What to work on: Reproduce each line from the records that holds "MONTHLY".

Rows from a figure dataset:
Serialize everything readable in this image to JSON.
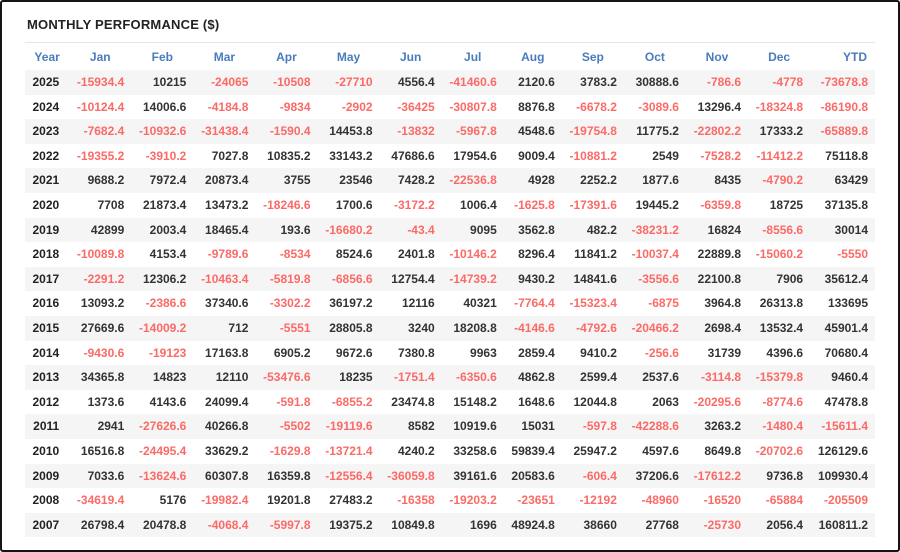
{
  "title": "MONTHLY PERFORMANCE ($)",
  "colors": {
    "header_blue": "#4a7cbd",
    "negative_red": "#fb6a66",
    "positive_dark": "#333333",
    "stripe": "#f5f5f5"
  },
  "table": {
    "columns": [
      "Year",
      "Jan",
      "Feb",
      "Mar",
      "Apr",
      "May",
      "Jun",
      "Jul",
      "Aug",
      "Sep",
      "Oct",
      "Nov",
      "Dec",
      "YTD"
    ],
    "rows": [
      {
        "year": "2025",
        "values": [
          "-15934.4",
          "10215",
          "-24065",
          "-10508",
          "-27710",
          "4556.4",
          "-41460.6",
          "2120.6",
          "3783.2",
          "30888.6",
          "-786.6",
          "-4778",
          "-73678.8"
        ]
      },
      {
        "year": "2024",
        "values": [
          "-10124.4",
          "14006.6",
          "-4184.8",
          "-9834",
          "-2902",
          "-36425",
          "-30807.8",
          "8876.8",
          "-6678.2",
          "-3089.6",
          "13296.4",
          "-18324.8",
          "-86190.8"
        ]
      },
      {
        "year": "2023",
        "values": [
          "-7682.4",
          "-10932.6",
          "-31438.4",
          "-1590.4",
          "14453.8",
          "-13832",
          "-5967.8",
          "4548.6",
          "-19754.8",
          "11775.2",
          "-22802.2",
          "17333.2",
          "-65889.8"
        ]
      },
      {
        "year": "2022",
        "values": [
          "-19355.2",
          "-3910.2",
          "7027.8",
          "10835.2",
          "33143.2",
          "47686.6",
          "17954.6",
          "9009.4",
          "-10881.2",
          "2549",
          "-7528.2",
          "-11412.2",
          "75118.8"
        ]
      },
      {
        "year": "2021",
        "values": [
          "9688.2",
          "7972.4",
          "20873.4",
          "3755",
          "23546",
          "7428.2",
          "-22536.8",
          "4928",
          "2252.2",
          "1877.6",
          "8435",
          "-4790.2",
          "63429"
        ]
      },
      {
        "year": "2020",
        "values": [
          "7708",
          "21873.4",
          "13473.2",
          "-18246.6",
          "1700.6",
          "-3172.2",
          "1006.4",
          "-1625.8",
          "-17391.6",
          "19445.2",
          "-6359.8",
          "18725",
          "37135.8"
        ]
      },
      {
        "year": "2019",
        "values": [
          "42899",
          "2003.4",
          "18465.4",
          "193.6",
          "-16680.2",
          "-43.4",
          "9095",
          "3562.8",
          "482.2",
          "-38231.2",
          "16824",
          "-8556.6",
          "30014"
        ]
      },
      {
        "year": "2018",
        "values": [
          "-10089.8",
          "4153.4",
          "-9789.6",
          "-8534",
          "8524.6",
          "2401.8",
          "-10146.2",
          "8296.4",
          "11841.2",
          "-10037.4",
          "22889.8",
          "-15060.2",
          "-5550"
        ]
      },
      {
        "year": "2017",
        "values": [
          "-2291.2",
          "12306.2",
          "-10463.4",
          "-5819.8",
          "-6856.6",
          "12754.4",
          "-14739.2",
          "9430.2",
          "14841.6",
          "-3556.6",
          "22100.8",
          "7906",
          "35612.4"
        ]
      },
      {
        "year": "2016",
        "values": [
          "13093.2",
          "-2386.6",
          "37340.6",
          "-3302.2",
          "36197.2",
          "12116",
          "40321",
          "-7764.4",
          "-15323.4",
          "-6875",
          "3964.8",
          "26313.8",
          "133695"
        ]
      },
      {
        "year": "2015",
        "values": [
          "27669.6",
          "-14009.2",
          "712",
          "-5551",
          "28805.8",
          "3240",
          "18208.8",
          "-4146.6",
          "-4792.6",
          "-20466.2",
          "2698.4",
          "13532.4",
          "45901.4"
        ]
      },
      {
        "year": "2014",
        "values": [
          "-9430.6",
          "-19123",
          "17163.8",
          "6905.2",
          "9672.6",
          "7380.8",
          "9963",
          "2859.4",
          "9410.2",
          "-256.6",
          "31739",
          "4396.6",
          "70680.4"
        ]
      },
      {
        "year": "2013",
        "values": [
          "34365.8",
          "14823",
          "12110",
          "-53476.6",
          "18235",
          "-1751.4",
          "-6350.6",
          "4862.8",
          "2599.4",
          "2537.6",
          "-3114.8",
          "-15379.8",
          "9460.4"
        ]
      },
      {
        "year": "2012",
        "values": [
          "1373.6",
          "4143.6",
          "24099.4",
          "-591.8",
          "-6855.2",
          "23474.8",
          "15148.2",
          "1648.6",
          "12044.8",
          "2063",
          "-20295.6",
          "-8774.6",
          "47478.8"
        ]
      },
      {
        "year": "2011",
        "values": [
          "2941",
          "-27626.6",
          "40266.8",
          "-5502",
          "-19119.6",
          "8582",
          "10919.6",
          "15031",
          "-597.8",
          "-42288.6",
          "3263.2",
          "-1480.4",
          "-15611.4"
        ]
      },
      {
        "year": "2010",
        "values": [
          "16516.8",
          "-24495.4",
          "33629.2",
          "-1629.8",
          "-13721.4",
          "4240.2",
          "33258.6",
          "59839.4",
          "25947.2",
          "4597.6",
          "8649.8",
          "-20702.6",
          "126129.6"
        ]
      },
      {
        "year": "2009",
        "values": [
          "7033.6",
          "-13624.6",
          "60307.8",
          "16359.8",
          "-12556.4",
          "-36059.8",
          "39161.6",
          "20583.6",
          "-606.4",
          "37206.6",
          "-17612.2",
          "9736.8",
          "109930.4"
        ]
      },
      {
        "year": "2008",
        "values": [
          "-34619.4",
          "5176",
          "-19982.4",
          "19201.8",
          "27483.2",
          "-16358",
          "-19203.2",
          "-23651",
          "-12192",
          "-48960",
          "-16520",
          "-65884",
          "-205509"
        ]
      },
      {
        "year": "2007",
        "values": [
          "26798.4",
          "20478.8",
          "-4068.4",
          "-5997.8",
          "19375.2",
          "10849.8",
          "1696",
          "48924.8",
          "38660",
          "27768",
          "-25730",
          "2056.4",
          "160811.2"
        ]
      }
    ]
  },
  "chart_data": {
    "type": "table",
    "title": "MONTHLY PERFORMANCE ($)",
    "columns": [
      "Year",
      "Jan",
      "Feb",
      "Mar",
      "Apr",
      "May",
      "Jun",
      "Jul",
      "Aug",
      "Sep",
      "Oct",
      "Nov",
      "Dec",
      "YTD"
    ],
    "rows": [
      [
        2025,
        -15934.4,
        10215,
        -24065,
        -10508,
        -27710,
        4556.4,
        -41460.6,
        2120.6,
        3783.2,
        30888.6,
        -786.6,
        -4778,
        -73678.8
      ],
      [
        2024,
        -10124.4,
        14006.6,
        -4184.8,
        -9834,
        -2902,
        -36425,
        -30807.8,
        8876.8,
        -6678.2,
        -3089.6,
        13296.4,
        -18324.8,
        -86190.8
      ],
      [
        2023,
        -7682.4,
        -10932.6,
        -31438.4,
        -1590.4,
        14453.8,
        -13832,
        -5967.8,
        4548.6,
        -19754.8,
        11775.2,
        -22802.2,
        17333.2,
        -65889.8
      ],
      [
        2022,
        -19355.2,
        -3910.2,
        7027.8,
        10835.2,
        33143.2,
        47686.6,
        17954.6,
        9009.4,
        -10881.2,
        2549,
        -7528.2,
        -11412.2,
        75118.8
      ],
      [
        2021,
        9688.2,
        7972.4,
        20873.4,
        3755,
        23546,
        7428.2,
        -22536.8,
        4928,
        2252.2,
        1877.6,
        8435,
        -4790.2,
        63429
      ],
      [
        2020,
        7708,
        21873.4,
        13473.2,
        -18246.6,
        1700.6,
        -3172.2,
        1006.4,
        -1625.8,
        -17391.6,
        19445.2,
        -6359.8,
        18725,
        37135.8
      ],
      [
        2019,
        42899,
        2003.4,
        18465.4,
        193.6,
        -16680.2,
        -43.4,
        9095,
        3562.8,
        482.2,
        -38231.2,
        16824,
        -8556.6,
        30014
      ],
      [
        2018,
        -10089.8,
        4153.4,
        -9789.6,
        -8534,
        8524.6,
        2401.8,
        -10146.2,
        8296.4,
        11841.2,
        -10037.4,
        22889.8,
        -15060.2,
        -5550
      ],
      [
        2017,
        -2291.2,
        12306.2,
        -10463.4,
        -5819.8,
        -6856.6,
        12754.4,
        -14739.2,
        9430.2,
        14841.6,
        -3556.6,
        22100.8,
        7906,
        35612.4
      ],
      [
        2016,
        13093.2,
        -2386.6,
        37340.6,
        -3302.2,
        36197.2,
        12116,
        40321,
        -7764.4,
        -15323.4,
        -6875,
        3964.8,
        26313.8,
        133695
      ],
      [
        2015,
        27669.6,
        -14009.2,
        712,
        -5551,
        28805.8,
        3240,
        18208.8,
        -4146.6,
        -4792.6,
        -20466.2,
        2698.4,
        13532.4,
        45901.4
      ],
      [
        2014,
        -9430.6,
        -19123,
        17163.8,
        6905.2,
        9672.6,
        7380.8,
        9963,
        2859.4,
        9410.2,
        -256.6,
        31739,
        4396.6,
        70680.4
      ],
      [
        2013,
        34365.8,
        14823,
        12110,
        -53476.6,
        18235,
        -1751.4,
        -6350.6,
        4862.8,
        2599.4,
        2537.6,
        -3114.8,
        -15379.8,
        9460.4
      ],
      [
        2012,
        1373.6,
        4143.6,
        24099.4,
        -591.8,
        -6855.2,
        23474.8,
        15148.2,
        1648.6,
        12044.8,
        2063,
        -20295.6,
        -8774.6,
        47478.8
      ],
      [
        2011,
        2941,
        -27626.6,
        40266.8,
        -5502,
        -19119.6,
        8582,
        10919.6,
        15031,
        -597.8,
        -42288.6,
        3263.2,
        -1480.4,
        -15611.4
      ],
      [
        2010,
        16516.8,
        -24495.4,
        33629.2,
        -1629.8,
        -13721.4,
        4240.2,
        33258.6,
        59839.4,
        25947.2,
        4597.6,
        8649.8,
        -20702.6,
        126129.6
      ],
      [
        2009,
        7033.6,
        -13624.6,
        60307.8,
        16359.8,
        -12556.4,
        -36059.8,
        39161.6,
        20583.6,
        -606.4,
        37206.6,
        -17612.2,
        9736.8,
        109930.4
      ],
      [
        2008,
        -34619.4,
        5176,
        -19982.4,
        19201.8,
        27483.2,
        -16358,
        -19203.2,
        -23651,
        -12192,
        -48960,
        -16520,
        -65884,
        -205509
      ],
      [
        2007,
        26798.4,
        20478.8,
        -4068.4,
        -5997.8,
        19375.2,
        10849.8,
        1696,
        48924.8,
        38660,
        27768,
        -25730,
        2056.4,
        160811.2
      ]
    ],
    "value_color_rule": "negative values rendered red, positive/zero rendered dark gray"
  }
}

Problem solution:
  "title": "MONTHLY PERFORMANCE ($)",
    "title": "MONTHLY PERFORMANCE ($)",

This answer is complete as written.